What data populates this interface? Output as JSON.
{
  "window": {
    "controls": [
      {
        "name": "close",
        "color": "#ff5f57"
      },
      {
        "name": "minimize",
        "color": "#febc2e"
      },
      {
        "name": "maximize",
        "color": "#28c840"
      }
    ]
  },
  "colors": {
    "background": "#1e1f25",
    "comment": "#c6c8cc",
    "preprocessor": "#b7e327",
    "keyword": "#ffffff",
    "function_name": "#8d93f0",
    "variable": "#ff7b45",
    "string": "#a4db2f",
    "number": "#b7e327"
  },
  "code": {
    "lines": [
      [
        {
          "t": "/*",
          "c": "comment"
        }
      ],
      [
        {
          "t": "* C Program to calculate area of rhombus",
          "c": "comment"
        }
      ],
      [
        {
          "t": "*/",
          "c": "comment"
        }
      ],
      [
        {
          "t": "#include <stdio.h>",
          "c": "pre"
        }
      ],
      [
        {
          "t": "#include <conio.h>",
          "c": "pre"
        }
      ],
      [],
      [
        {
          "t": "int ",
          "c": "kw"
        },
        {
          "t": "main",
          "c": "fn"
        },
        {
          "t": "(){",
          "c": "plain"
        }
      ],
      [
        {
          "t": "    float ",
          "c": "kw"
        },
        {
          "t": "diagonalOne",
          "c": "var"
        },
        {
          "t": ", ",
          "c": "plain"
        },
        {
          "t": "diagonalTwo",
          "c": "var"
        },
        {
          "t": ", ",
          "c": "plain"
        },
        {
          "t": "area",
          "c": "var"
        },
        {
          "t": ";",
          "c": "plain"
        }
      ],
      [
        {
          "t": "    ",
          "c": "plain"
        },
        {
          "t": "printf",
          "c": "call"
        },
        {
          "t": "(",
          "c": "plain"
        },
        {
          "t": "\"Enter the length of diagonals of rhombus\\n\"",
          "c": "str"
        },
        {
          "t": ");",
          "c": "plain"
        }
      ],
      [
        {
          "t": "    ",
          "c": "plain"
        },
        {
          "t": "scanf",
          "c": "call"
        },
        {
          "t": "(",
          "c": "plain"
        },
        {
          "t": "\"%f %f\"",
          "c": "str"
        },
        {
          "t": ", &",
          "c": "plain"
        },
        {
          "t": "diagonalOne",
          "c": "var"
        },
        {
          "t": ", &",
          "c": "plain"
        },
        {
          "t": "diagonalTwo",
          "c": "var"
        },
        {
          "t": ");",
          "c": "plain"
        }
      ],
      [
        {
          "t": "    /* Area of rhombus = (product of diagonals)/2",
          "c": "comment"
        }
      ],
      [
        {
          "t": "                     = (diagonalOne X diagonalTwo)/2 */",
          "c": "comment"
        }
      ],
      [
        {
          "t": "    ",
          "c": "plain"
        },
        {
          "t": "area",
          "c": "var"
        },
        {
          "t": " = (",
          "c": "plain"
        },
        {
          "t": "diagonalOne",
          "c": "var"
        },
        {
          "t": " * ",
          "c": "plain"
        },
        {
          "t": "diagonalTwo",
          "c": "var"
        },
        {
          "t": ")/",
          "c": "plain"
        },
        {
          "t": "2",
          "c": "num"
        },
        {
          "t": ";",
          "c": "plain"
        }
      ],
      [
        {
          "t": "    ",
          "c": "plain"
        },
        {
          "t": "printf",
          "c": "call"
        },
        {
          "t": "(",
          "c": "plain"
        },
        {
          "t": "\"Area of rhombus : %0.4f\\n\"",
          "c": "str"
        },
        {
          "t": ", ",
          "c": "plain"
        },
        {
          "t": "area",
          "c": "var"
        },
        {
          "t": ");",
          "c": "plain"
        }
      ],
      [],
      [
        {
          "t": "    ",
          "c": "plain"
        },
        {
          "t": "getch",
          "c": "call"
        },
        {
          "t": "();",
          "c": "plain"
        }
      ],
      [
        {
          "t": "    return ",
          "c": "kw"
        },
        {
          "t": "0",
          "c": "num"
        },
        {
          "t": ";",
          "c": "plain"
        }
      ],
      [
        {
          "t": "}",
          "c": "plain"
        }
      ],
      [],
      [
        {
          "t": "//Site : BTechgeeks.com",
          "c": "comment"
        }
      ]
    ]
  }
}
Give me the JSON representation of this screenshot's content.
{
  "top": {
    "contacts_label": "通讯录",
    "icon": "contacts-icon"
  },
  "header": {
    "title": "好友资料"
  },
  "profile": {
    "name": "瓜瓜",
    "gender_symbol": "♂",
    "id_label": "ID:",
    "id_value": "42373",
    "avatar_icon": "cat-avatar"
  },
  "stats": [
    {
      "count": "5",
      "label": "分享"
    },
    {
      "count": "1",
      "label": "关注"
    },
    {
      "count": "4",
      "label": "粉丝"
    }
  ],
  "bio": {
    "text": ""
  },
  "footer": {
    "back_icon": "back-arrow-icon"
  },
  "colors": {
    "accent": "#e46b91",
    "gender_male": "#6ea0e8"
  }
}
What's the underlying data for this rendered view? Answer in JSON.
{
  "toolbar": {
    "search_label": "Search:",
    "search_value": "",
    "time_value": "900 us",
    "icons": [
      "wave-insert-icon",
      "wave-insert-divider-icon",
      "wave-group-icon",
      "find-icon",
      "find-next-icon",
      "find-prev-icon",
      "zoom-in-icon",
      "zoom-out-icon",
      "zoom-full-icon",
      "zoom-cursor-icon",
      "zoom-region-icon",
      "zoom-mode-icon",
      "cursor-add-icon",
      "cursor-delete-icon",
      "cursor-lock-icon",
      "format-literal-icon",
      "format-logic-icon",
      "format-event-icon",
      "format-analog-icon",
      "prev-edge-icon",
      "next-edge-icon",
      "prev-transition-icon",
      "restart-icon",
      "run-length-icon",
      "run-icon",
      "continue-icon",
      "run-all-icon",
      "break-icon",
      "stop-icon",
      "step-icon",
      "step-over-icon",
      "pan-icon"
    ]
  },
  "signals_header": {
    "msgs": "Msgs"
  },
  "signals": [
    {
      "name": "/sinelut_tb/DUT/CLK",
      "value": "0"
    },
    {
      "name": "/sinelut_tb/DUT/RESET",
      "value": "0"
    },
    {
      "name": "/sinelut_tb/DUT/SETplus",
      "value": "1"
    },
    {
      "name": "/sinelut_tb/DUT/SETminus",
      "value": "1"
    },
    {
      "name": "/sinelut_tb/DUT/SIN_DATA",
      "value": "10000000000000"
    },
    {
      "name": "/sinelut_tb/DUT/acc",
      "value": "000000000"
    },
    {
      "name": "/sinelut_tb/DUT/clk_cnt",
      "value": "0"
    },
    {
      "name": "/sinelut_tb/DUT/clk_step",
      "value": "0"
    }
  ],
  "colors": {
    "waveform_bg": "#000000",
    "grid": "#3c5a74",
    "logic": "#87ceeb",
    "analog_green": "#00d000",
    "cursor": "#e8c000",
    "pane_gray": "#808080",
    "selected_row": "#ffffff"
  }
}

[Your instructions]
State the count of lines holding the string "find" in the listing above, and nothing else.

[Finished answer]
3